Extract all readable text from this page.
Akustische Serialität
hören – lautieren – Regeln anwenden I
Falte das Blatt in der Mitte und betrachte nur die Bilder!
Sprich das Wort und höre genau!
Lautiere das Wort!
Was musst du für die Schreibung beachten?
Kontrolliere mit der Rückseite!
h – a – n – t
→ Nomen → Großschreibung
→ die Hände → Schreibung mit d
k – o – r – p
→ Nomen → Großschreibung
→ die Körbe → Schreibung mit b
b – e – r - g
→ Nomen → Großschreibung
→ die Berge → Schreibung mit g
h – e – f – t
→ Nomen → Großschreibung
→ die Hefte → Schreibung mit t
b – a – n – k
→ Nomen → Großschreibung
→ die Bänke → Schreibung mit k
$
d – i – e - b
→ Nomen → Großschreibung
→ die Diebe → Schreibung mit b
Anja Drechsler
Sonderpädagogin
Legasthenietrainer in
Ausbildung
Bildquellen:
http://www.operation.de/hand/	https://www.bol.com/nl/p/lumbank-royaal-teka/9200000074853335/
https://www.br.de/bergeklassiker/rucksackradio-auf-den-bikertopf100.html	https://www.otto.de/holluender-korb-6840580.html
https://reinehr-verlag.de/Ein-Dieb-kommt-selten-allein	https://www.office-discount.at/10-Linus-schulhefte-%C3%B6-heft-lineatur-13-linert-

● ● ● ● ●

▸ **Challenge**: Word for word, extract all the records.

▸ **Task response**:
Extract all readable text from this page.
Akustische Serialität
hören – lautieren – Regeln anwenden I
Falte das Blatt in der Mitte und betrachte nur die Bilder!
Sprich das Wort und höre genau!
Lautiere das Wort!
Was musst du für die Schreibung beachten?
Kontrolliere mit der Rückseite!
h – a – n – t
→ Nomen → Großschreibung
→ die Hände → Schreibung mit d
k – o – r – p
→ Nomen → Großschreibung
→ die Körbe → Schreibung mit b
b – e – r - g
→ Nomen → Großschreibung
→ die Berge → Schreibung mit g
h – e – f – t
→ Nomen → Großschreibung
→ die Hefte → Schreibung mit t
b – a – n – k
→ Nomen → Großschreibung
→ die Bänke → Schreibung mit k
$
d – i – e - b
→ Nomen → Großschreibung
→ die Diebe → Schreibung mit b
Anja Drechsler
Sonderpädagogin
Legasthenietrainer in
Ausbildung
Bildquellen:
http://www.operation.de/hand/	https://www.bol.com/nl/p/lumbank-royaal-teka/9200000074853335/
https://www.br.de/bergeklassiker/rucksackradio-auf-den-bikertopf100.html	https://www.otto.de/holluender-korb-6840580.html
https://reinehr-verlag.de/Ein-Dieb-kommt-selten-allein	https://www.office-discount.at/10-Linus-schulhefte-%C3%B6-heft-lineatur-13-linert-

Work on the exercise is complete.